== INSTRUCTIONS FOR THE TASK ==
All entries must be extracted exactly, with nothing added or dropped.

>>>>>

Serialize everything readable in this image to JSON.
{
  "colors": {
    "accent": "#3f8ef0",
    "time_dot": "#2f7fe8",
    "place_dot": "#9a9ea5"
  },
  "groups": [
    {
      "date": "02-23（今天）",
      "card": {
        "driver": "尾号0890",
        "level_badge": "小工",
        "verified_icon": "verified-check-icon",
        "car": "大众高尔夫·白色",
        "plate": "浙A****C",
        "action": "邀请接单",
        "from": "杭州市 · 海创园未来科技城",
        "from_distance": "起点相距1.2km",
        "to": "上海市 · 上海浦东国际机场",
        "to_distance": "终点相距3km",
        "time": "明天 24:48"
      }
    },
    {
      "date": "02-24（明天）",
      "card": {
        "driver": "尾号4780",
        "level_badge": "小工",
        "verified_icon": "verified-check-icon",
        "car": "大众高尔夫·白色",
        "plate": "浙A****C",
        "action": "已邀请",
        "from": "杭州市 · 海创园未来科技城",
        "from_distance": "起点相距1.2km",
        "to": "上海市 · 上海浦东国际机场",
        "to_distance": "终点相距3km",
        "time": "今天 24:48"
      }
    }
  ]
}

<<<<<

== THE COMPLETED TASK ==
Serialize everything readable in this image to JSON.
{
  "colors": {
    "accent": "#3f8ef0",
    "time_dot": "#2f7fe8",
    "place_dot": "#9a9ea5"
  },
  "groups": [
    {
      "date": "02-23（今天）",
      "card": {
        "driver": "尾号0890",
        "level_badge": "小工",
        "verified_icon": "verified-check-icon",
        "car": "大众高尔夫·白色",
        "plate": "浙A****C",
        "action": "邀请接单",
        "from": "杭州市 · 海创园未来科技城",
        "from_distance": "起点相距1.2km",
        "to": "上海市 · 上海浦东国际机场",
        "to_distance": "终点相距3km",
        "time": "明天 24:48"
      }
    },
    {
      "date": "02-24（明天）",
      "card": {
        "driver": "尾号4780",
        "level_badge": "小工",
        "verified_icon": "verified-check-icon",
        "car": "大众高尔夫·白色",
        "plate": "浙A****C",
        "action": "已邀请",
        "from": "杭州市 · 海创园未来科技城",
        "from_distance": "起点相距1.2km",
        "to": "上海市 · 上海浦东国际机场",
        "to_distance": "终点相距3km",
        "time": "今天 24:48"
      }
    }
  ]
}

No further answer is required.